+++ Information supplied +++
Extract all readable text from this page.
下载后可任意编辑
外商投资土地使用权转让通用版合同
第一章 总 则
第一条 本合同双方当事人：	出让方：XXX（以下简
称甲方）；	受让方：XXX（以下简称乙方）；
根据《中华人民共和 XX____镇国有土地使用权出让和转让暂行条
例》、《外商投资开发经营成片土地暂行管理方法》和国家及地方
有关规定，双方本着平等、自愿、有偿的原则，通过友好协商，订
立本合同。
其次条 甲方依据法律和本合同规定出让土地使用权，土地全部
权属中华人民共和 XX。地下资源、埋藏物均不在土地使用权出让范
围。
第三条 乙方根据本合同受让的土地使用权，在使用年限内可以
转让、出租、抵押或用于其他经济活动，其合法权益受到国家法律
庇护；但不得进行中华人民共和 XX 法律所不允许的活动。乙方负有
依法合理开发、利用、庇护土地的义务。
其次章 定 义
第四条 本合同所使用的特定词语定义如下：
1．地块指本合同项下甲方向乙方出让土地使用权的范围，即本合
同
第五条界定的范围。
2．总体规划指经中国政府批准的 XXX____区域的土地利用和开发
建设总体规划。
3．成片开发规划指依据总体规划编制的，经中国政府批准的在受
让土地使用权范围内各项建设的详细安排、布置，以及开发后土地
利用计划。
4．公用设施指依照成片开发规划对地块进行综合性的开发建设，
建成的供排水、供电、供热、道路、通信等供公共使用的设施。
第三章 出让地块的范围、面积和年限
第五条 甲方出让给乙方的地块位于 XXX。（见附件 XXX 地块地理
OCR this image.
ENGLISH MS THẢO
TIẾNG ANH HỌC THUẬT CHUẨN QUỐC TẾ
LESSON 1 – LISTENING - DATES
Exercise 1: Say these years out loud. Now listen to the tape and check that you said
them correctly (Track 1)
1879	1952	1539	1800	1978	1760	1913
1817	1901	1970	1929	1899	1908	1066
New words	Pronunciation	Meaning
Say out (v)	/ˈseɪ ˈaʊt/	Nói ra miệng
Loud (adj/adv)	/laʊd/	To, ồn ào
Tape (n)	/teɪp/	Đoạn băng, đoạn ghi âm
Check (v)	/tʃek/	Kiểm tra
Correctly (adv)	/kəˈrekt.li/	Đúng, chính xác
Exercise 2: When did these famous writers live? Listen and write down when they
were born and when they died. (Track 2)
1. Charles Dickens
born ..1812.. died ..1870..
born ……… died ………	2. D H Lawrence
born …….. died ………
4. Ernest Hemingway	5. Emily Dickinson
+++
Your goal: Repeat the material above exactly.

Reply to the exercise:
Extract all readable text from this page.
下载后可任意编辑
外商投资土地使用权转让通用版合同
第一章 总 则
第一条 本合同双方当事人：	出让方：XXX（以下简
称甲方）；	受让方：XXX（以下简称乙方）；
根据《中华人民共和 XX____镇国有土地使用权出让和转让暂行条
例》、《外商投资开发经营成片土地暂行管理方法》和国家及地方
有关规定，双方本着平等、自愿、有偿的原则，通过友好协商，订
立本合同。
其次条 甲方依据法律和本合同规定出让土地使用权，土地全部
权属中华人民共和 XX。地下资源、埋藏物均不在土地使用权出让范
围。
第三条 乙方根据本合同受让的土地使用权，在使用年限内可以
转让、出租、抵押或用于其他经济活动，其合法权益受到国家法律
庇护；但不得进行中华人民共和 XX 法律所不允许的活动。乙方负有
依法合理开发、利用、庇护土地的义务。
其次章 定 义
第四条 本合同所使用的特定词语定义如下：
1．地块指本合同项下甲方向乙方出让土地使用权的范围，即本合
同
第五条界定的范围。
2．总体规划指经中国政府批准的 XXX____区域的土地利用和开发
建设总体规划。
3．成片开发规划指依据总体规划编制的，经中国政府批准的在受
让土地使用权范围内各项建设的详细安排、布置，以及开发后土地
利用计划。
4．公用设施指依照成片开发规划对地块进行综合性的开发建设，
建成的供排水、供电、供热、道路、通信等供公共使用的设施。
第三章 出让地块的范围、面积和年限
第五条 甲方出让给乙方的地块位于 XXX。（见附件 XXX 地块地理
OCR this image.
ENGLISH MS THẢO
TIẾNG ANH HỌC THUẬT CHUẨN QUỐC TẾ
LESSON 1 – LISTENING - DATES
Exercise 1: Say these years out loud. Now listen to the tape and check that you said
them correctly (Track 1)
1879	1952	1539	1800	1978	1760	1913
1817	1901	1970	1929	1899	1908	1066
New words	Pronunciation	Meaning
Say out (v)	/ˈseɪ ˈaʊt/	Nói ra miệng
Loud (adj/adv)	/laʊd/	To, ồn ào
Tape (n)	/teɪp/	Đoạn băng, đoạn ghi âm
Check (v)	/tʃek/	Kiểm tra
Correctly (adv)	/kəˈrekt.li/	Đúng, chính xác
Exercise 2: When did these famous writers live? Listen and write down when they
were born and when they died. (Track 2)
1. Charles Dickens
born ..1812.. died ..1870..
born ……… died ………	2. D H Lawrence
born …….. died ………
4. Ernest Hemingway	5. Emily Dickinson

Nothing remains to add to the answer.